> [To be done]: Copy the records word for word, starting with their first line and stopping after the line that contains "colorbar-swatch: [668, 350, 680, 364]".

> [Data supplied]:

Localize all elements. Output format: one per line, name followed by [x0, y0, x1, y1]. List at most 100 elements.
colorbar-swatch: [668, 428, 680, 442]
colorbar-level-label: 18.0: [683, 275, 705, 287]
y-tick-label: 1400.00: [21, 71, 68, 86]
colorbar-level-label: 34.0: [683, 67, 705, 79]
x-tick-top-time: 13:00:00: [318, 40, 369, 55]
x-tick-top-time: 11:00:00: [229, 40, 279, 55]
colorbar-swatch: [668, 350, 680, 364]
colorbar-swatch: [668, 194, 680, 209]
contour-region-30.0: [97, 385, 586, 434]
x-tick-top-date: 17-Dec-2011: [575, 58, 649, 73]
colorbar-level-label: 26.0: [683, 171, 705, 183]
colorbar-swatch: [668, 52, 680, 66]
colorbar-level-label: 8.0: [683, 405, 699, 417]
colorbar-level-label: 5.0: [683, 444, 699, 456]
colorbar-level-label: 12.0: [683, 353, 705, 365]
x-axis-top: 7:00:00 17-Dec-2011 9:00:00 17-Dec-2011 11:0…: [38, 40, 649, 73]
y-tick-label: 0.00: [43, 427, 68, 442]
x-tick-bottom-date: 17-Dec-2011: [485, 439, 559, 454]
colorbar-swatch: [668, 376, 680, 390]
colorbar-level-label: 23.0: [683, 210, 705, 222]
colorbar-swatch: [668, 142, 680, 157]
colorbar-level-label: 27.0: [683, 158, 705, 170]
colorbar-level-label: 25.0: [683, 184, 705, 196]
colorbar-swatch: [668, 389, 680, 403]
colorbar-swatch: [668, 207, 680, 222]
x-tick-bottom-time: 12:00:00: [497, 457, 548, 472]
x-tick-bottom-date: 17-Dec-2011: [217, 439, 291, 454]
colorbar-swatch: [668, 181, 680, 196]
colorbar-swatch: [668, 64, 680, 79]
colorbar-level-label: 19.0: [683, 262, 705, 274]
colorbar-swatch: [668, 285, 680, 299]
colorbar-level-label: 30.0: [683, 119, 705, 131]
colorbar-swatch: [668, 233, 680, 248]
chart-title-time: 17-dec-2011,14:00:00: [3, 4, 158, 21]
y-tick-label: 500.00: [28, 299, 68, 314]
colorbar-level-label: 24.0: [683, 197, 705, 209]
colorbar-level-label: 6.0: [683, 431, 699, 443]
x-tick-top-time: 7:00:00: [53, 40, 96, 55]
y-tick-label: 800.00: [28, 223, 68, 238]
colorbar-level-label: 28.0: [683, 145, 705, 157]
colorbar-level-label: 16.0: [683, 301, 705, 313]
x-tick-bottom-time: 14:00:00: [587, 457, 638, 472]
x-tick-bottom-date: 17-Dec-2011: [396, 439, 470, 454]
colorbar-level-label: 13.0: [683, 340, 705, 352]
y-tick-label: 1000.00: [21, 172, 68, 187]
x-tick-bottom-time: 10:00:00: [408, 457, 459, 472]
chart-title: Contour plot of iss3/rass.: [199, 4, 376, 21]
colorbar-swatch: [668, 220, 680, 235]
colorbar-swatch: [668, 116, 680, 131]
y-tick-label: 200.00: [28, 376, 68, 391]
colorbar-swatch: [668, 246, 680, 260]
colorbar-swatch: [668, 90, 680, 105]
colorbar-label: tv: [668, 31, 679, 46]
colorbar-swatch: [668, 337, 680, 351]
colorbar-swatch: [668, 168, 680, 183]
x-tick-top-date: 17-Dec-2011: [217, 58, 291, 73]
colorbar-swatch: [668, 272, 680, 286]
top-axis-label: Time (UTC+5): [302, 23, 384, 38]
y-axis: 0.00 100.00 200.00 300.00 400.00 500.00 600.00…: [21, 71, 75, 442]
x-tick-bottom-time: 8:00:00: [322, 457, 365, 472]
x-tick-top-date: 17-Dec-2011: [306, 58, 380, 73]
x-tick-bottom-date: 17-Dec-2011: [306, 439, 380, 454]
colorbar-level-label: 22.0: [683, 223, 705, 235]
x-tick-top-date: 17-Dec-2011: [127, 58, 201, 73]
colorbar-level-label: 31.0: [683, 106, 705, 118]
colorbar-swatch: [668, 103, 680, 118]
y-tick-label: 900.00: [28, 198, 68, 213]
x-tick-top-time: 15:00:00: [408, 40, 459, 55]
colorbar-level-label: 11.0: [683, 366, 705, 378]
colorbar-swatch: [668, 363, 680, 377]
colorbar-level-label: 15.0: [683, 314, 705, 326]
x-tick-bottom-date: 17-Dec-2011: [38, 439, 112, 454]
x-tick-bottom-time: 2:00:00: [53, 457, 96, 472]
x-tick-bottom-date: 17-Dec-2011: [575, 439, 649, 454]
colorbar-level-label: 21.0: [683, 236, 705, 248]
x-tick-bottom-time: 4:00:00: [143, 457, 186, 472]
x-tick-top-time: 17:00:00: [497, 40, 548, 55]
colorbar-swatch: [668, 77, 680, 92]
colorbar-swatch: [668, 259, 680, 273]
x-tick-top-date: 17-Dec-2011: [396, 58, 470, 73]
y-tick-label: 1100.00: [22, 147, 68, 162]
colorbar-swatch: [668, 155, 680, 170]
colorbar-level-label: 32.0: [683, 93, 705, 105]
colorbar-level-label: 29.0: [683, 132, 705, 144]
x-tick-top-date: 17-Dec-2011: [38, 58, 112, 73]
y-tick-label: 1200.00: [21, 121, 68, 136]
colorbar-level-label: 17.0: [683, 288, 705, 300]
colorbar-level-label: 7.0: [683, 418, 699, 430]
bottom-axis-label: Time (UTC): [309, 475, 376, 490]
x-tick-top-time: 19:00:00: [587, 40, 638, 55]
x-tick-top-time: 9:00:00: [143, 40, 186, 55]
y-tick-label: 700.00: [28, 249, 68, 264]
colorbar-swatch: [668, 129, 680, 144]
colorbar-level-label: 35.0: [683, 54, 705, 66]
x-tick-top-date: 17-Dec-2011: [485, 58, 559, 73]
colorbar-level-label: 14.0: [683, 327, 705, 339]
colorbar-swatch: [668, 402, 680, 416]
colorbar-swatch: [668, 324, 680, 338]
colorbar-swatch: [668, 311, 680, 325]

> [Task output]:
Localize all elements. Output format: one per line, name followed by [x0, y0, x1, y1]. List at most 100 elements.
colorbar-swatch: [668, 428, 680, 442]
colorbar-level-label: 18.0: [683, 275, 705, 287]
y-tick-label: 1400.00: [21, 71, 68, 86]
colorbar-level-label: 34.0: [683, 67, 705, 79]
x-tick-top-time: 13:00:00: [318, 40, 369, 55]
x-tick-top-time: 11:00:00: [229, 40, 279, 55]
colorbar-swatch: [668, 350, 680, 364]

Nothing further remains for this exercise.